## [What to work on]
**1.** In the forum thread on printing 28 bits, write out the stretch from "e.g. have something" through "to calculate idx)".
**2.** In the forum thread on printing 28 bits, which function does the reply suggest not using at all?

## [Document section]
____________________

Printing 28 bits of a 32 bit unsigned char in C.

[TyrantUT]

I am looking for some help with printing a only the first 28 significant bits in a 32 bit unsigned char.Here is some code that i have done so far.

Code:

void printHexOut(unsigned char *keyC, int Index[]) {
    int i;    for (i = 0; i < 4; i++) {
        if (i == 3) {
            fprintf(stderr, "%1x", (unsigned char)(keyC[i]));
        }
        else {
            fprintf(stderr, "%02x", (unsigned char)keyC[i]);
        }
            }
    fprintf(stderr,"\n");
     }

When I print this, I get what I need for the 1st 6 hex characters, or 12 bits, but the last byte will always print out a 2 digit hex character (8 bits) instead of only 1 hex character (4 bits). Anyone know how I can accomplish this? Thank you in advance.

[Hodor]

I'd probably use bitwise masks and print out each hex digit using my own code; not using printf() at all

e.g. have something like

const char *hdigits = "0123456789ABCDEF";

and look up and print each digit (e.g. putchar(hdigits[idx]) in a loop where the masking (and shifting) is used to calculate idx)

____________________

Element box annotations

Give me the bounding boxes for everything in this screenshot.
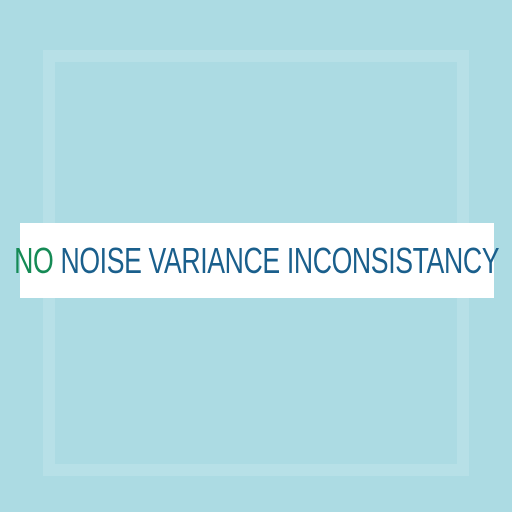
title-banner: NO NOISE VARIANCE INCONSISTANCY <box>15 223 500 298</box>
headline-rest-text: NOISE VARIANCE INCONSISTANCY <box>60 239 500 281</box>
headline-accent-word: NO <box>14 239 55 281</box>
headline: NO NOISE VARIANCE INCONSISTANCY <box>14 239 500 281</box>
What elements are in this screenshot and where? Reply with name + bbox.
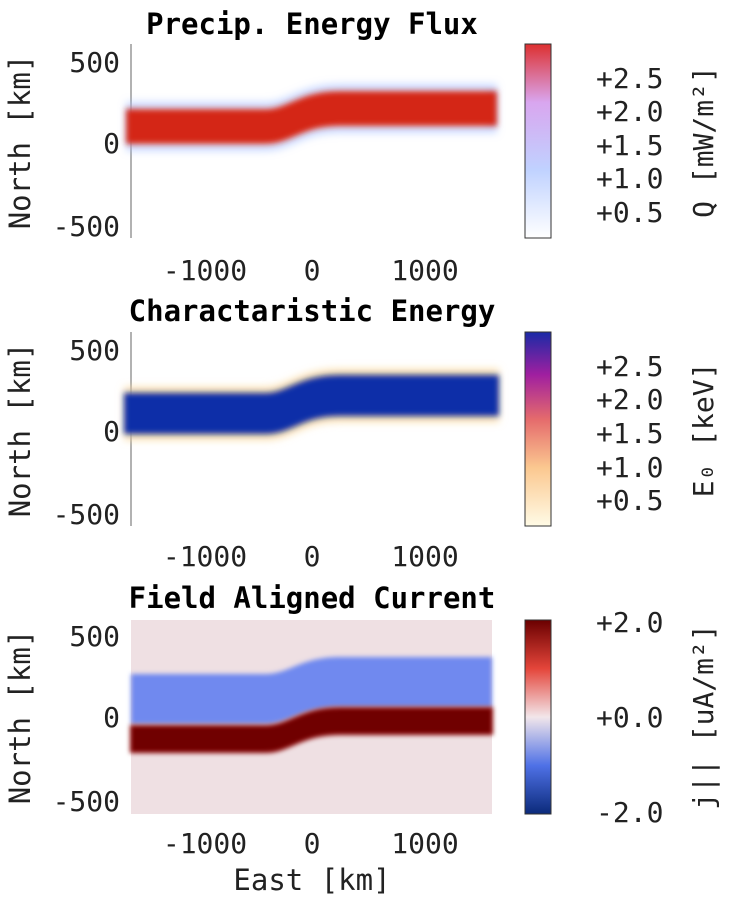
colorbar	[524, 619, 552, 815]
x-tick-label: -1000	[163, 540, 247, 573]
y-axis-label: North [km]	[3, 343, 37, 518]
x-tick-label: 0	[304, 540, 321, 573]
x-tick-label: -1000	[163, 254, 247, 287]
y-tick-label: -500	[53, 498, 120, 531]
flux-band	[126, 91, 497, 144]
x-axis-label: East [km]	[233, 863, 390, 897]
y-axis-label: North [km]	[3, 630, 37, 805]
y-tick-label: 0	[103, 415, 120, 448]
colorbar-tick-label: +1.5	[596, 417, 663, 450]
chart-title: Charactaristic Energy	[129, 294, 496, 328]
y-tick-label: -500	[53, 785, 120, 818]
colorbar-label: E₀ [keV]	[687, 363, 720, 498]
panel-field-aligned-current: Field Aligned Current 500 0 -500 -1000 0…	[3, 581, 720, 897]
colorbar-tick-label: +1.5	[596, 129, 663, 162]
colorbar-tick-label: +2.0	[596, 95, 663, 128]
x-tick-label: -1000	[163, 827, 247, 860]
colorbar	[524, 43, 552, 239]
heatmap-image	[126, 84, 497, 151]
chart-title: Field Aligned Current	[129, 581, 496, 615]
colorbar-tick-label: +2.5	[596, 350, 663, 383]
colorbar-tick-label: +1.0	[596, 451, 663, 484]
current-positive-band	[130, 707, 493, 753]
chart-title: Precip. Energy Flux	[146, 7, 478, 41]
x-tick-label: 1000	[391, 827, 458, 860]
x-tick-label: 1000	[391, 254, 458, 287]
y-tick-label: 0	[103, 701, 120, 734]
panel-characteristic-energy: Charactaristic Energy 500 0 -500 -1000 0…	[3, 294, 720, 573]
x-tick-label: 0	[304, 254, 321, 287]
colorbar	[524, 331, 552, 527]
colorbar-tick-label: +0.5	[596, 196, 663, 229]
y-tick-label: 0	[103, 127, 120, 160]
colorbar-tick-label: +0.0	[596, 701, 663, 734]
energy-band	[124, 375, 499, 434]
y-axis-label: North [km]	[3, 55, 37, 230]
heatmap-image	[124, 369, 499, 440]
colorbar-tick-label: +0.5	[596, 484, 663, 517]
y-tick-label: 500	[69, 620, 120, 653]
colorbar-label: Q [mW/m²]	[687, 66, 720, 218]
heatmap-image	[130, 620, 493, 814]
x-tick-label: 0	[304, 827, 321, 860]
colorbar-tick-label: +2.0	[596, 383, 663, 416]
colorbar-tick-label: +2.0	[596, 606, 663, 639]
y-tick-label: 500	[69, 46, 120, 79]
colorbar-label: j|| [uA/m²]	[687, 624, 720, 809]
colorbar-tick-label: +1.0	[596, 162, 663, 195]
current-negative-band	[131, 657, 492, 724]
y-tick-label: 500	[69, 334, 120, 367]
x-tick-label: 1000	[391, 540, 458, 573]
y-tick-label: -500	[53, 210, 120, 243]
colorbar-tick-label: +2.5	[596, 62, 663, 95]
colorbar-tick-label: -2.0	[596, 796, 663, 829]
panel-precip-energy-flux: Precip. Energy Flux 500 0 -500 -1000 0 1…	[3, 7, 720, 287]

____________________

## [Results for each task]
**1.**
e.g. have something like

const char *hdigits = "0123456789ABCDEF";

and look up and print each digit (e.g. putchar(hdigits[idx]) in a loop where the masking (and shifting) is used to calculate idx)

**2.** printf()